### EXERCISE PROMPT
Rewrite the data below so that "woman-silhouette" becomes "person-silhouette" wherever it occurs, changing nothing else.

[Layout records]
····················

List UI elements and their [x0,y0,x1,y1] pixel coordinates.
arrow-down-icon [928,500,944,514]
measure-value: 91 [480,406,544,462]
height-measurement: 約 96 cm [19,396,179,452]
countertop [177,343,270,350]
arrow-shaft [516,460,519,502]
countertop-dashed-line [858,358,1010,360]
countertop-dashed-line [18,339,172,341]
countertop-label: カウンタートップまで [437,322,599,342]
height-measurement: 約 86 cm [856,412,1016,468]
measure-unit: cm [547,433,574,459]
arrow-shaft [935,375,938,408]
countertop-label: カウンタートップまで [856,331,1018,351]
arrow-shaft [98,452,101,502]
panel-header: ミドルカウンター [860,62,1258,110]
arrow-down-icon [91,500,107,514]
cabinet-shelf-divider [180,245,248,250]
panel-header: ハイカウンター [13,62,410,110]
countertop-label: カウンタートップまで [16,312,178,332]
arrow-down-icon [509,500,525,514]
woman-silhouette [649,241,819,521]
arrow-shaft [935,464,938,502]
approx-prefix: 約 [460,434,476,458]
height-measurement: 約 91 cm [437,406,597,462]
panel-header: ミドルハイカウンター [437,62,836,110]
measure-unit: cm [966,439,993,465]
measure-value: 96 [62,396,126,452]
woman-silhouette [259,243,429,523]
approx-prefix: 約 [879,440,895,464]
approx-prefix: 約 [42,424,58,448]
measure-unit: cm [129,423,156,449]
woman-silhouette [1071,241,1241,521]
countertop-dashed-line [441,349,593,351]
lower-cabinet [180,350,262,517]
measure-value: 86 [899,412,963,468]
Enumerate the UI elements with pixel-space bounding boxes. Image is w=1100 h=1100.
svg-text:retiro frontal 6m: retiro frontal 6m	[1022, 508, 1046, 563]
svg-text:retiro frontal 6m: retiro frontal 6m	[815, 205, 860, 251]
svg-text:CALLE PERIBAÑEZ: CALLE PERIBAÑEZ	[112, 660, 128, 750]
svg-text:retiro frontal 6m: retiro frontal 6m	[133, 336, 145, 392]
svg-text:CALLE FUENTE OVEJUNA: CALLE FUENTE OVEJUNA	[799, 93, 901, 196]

····················

### WRITTEN SOLUTION
List UI elements and their [x0,y0,x1,y1] pixel coordinates.
arrow-down-icon [928,500,944,514]
measure-value: 91 [480,406,544,462]
height-measurement: 約 96 cm [19,396,179,452]
countertop [177,343,270,350]
arrow-shaft [516,460,519,502]
countertop-dashed-line [858,358,1010,360]
countertop-dashed-line [18,339,172,341]
countertop-label: カウンタートップまで [437,322,599,342]
height-measurement: 約 86 cm [856,412,1016,468]
measure-unit: cm [547,433,574,459]
arrow-shaft [935,375,938,408]
countertop-label: カウンタートップまで [856,331,1018,351]
arrow-shaft [98,452,101,502]
panel-header: ミドルカウンター [860,62,1258,110]
arrow-down-icon [91,500,107,514]
cabinet-shelf-divider [180,245,248,250]
panel-header: ハイカウンター [13,62,410,110]
countertop-label: カウンタートップまで [16,312,178,332]
arrow-down-icon [509,500,525,514]
person-silhouette [649,241,819,521]
arrow-shaft [935,464,938,502]
approx-prefix: 約 [460,434,476,458]
height-measurement: 約 91 cm [437,406,597,462]
panel-header: ミドルハイカウンター [437,62,836,110]
measure-unit: cm [966,439,993,465]
measure-value: 96 [62,396,126,452]
person-silhouette [259,243,429,523]
approx-prefix: 約 [879,440,895,464]
approx-prefix: 約 [42,424,58,448]
measure-unit: cm [129,423,156,449]
person-silhouette [1071,241,1241,521]
countertop-dashed-line [441,349,593,351]
lower-cabinet [180,350,262,517]
measure-value: 86 [899,412,963,468]
Enumerate the UI elements with pixel-space bounding boxes. Image is w=1100 h=1100.
svg-text:retiro frontal 6m: retiro frontal 6m	[1022, 508, 1046, 563]
svg-text:retiro frontal 6m: retiro frontal 6m	[815, 205, 860, 251]
svg-text:CALLE PERIBAÑEZ: CALLE PERIBAÑEZ	[112, 660, 128, 750]
svg-text:retiro frontal 6m: retiro frontal 6m	[133, 336, 145, 392]
svg-text:CALLE FUENTE OVEJUNA: CALLE FUENTE OVEJUNA	[799, 93, 901, 196]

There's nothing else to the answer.